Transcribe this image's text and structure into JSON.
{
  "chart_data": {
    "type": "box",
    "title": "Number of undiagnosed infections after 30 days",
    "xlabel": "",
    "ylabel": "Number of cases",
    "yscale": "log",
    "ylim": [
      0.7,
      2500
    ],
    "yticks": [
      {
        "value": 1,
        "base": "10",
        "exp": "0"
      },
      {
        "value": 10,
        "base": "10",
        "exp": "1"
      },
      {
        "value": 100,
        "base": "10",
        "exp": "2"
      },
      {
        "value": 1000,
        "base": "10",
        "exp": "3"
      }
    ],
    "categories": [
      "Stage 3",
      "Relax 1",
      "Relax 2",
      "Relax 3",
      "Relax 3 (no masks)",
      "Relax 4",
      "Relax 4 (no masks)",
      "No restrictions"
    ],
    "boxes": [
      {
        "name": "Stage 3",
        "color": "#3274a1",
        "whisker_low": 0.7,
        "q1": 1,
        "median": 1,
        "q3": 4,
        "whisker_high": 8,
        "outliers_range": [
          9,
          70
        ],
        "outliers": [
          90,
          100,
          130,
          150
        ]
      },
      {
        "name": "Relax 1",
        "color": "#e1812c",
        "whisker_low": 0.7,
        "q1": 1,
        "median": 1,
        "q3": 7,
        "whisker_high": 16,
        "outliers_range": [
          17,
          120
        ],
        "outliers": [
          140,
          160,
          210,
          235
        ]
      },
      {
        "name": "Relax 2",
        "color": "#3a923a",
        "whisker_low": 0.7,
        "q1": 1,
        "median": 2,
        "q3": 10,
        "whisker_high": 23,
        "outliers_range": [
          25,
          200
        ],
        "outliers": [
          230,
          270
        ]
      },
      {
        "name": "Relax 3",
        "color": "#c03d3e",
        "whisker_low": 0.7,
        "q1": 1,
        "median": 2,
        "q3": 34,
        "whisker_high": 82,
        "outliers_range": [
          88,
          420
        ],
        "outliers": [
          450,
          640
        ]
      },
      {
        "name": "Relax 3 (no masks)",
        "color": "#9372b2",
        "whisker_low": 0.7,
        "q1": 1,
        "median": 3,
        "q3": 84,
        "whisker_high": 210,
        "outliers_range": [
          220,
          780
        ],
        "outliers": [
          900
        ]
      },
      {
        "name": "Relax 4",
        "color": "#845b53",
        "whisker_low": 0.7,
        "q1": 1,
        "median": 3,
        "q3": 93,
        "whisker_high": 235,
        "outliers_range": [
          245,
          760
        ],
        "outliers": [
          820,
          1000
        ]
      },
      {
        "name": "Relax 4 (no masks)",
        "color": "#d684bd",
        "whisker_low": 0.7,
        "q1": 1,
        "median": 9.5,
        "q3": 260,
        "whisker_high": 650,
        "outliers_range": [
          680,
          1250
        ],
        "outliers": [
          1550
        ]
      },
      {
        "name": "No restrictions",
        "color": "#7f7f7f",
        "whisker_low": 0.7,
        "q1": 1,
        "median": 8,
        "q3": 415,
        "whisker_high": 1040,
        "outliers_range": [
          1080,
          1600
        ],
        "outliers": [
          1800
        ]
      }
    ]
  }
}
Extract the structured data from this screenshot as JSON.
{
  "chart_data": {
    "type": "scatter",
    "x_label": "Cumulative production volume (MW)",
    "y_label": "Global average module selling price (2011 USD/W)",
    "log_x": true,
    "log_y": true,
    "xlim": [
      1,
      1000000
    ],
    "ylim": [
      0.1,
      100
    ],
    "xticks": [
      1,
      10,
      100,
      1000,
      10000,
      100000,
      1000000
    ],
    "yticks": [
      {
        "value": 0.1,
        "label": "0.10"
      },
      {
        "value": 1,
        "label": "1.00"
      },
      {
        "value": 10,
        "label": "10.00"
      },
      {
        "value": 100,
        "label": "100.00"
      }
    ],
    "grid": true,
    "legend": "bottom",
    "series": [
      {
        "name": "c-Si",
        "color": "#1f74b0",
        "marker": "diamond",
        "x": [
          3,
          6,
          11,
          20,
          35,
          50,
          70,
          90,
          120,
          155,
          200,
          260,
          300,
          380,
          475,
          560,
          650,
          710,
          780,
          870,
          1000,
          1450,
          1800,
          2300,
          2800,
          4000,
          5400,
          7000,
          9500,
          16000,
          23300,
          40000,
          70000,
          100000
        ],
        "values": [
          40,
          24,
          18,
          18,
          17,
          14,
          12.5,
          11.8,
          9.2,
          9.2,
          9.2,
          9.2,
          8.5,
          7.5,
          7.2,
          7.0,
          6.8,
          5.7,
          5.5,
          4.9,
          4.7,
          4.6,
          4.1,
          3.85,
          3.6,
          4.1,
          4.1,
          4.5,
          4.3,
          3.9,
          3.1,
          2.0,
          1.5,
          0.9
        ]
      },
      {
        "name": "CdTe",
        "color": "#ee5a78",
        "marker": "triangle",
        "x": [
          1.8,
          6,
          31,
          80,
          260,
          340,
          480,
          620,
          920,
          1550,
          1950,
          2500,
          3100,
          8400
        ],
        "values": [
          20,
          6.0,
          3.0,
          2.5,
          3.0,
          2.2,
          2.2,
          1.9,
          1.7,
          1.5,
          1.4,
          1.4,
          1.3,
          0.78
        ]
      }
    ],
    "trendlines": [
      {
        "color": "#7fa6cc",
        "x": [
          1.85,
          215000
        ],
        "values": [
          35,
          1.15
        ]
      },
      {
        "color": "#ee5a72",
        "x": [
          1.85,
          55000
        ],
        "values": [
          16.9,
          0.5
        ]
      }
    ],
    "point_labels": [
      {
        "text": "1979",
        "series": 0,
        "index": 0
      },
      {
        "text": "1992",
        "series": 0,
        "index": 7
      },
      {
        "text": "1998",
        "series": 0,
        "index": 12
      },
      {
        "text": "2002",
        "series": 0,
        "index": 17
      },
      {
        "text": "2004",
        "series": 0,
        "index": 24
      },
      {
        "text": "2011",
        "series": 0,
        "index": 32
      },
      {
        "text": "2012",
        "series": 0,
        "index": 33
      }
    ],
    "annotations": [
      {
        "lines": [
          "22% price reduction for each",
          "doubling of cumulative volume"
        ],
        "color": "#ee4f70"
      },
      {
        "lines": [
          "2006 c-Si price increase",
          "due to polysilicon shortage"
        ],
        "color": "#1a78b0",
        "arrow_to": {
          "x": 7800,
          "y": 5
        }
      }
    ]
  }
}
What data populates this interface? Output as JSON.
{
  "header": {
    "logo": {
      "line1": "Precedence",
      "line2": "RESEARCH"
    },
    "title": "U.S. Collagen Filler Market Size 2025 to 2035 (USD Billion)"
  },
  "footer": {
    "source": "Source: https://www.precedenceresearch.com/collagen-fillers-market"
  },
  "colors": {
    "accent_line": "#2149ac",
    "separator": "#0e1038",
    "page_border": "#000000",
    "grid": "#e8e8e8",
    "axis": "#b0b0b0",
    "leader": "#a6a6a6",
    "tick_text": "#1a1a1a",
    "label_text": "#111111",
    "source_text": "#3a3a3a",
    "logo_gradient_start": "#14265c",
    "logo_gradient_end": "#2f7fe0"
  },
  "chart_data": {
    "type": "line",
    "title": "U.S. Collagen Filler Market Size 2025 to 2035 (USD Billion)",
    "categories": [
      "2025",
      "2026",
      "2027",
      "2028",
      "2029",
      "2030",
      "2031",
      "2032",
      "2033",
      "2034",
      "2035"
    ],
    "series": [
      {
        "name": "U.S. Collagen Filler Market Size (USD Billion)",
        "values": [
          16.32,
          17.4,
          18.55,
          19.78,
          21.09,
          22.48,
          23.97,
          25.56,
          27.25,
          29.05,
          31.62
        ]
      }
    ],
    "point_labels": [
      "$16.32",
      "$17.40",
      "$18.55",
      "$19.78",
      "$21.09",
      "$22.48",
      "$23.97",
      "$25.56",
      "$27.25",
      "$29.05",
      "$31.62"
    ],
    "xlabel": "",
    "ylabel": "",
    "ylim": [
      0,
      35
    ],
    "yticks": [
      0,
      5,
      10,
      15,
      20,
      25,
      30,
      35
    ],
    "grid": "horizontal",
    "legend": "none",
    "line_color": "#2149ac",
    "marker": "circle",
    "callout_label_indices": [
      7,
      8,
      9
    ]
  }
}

━━━

AIM
From the material above, count the lines that include "Billion" and give only the total.

FULL SOLUTION
3